** start of Records shown **
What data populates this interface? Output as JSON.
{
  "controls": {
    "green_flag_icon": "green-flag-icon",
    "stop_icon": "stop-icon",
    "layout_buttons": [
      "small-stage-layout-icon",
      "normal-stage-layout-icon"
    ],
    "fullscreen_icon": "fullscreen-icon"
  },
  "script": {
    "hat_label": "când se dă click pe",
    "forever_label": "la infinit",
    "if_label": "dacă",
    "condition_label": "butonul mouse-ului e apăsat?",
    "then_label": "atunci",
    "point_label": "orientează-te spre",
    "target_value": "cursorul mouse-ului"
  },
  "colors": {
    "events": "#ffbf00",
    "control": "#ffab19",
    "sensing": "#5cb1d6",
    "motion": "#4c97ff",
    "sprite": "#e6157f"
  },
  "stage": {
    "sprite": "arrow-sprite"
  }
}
** end of Records shown **
**Exercise**
Please set down the whole listing above without altering a single line.

**Result of this exercise**
What data populates this interface? Output as JSON.
{
  "controls": {
    "green_flag_icon": "green-flag-icon",
    "stop_icon": "stop-icon",
    "layout_buttons": [
      "small-stage-layout-icon",
      "normal-stage-layout-icon"
    ],
    "fullscreen_icon": "fullscreen-icon"
  },
  "script": {
    "hat_label": "când se dă click pe",
    "forever_label": "la infinit",
    "if_label": "dacă",
    "condition_label": "butonul mouse-ului e apăsat?",
    "then_label": "atunci",
    "point_label": "orientează-te spre",
    "target_value": "cursorul mouse-ului"
  },
  "colors": {
    "events": "#ffbf00",
    "control": "#ffab19",
    "sensing": "#5cb1d6",
    "motion": "#4c97ff",
    "sprite": "#e6157f"
  },
  "stage": {
    "sprite": "arrow-sprite"
  }
}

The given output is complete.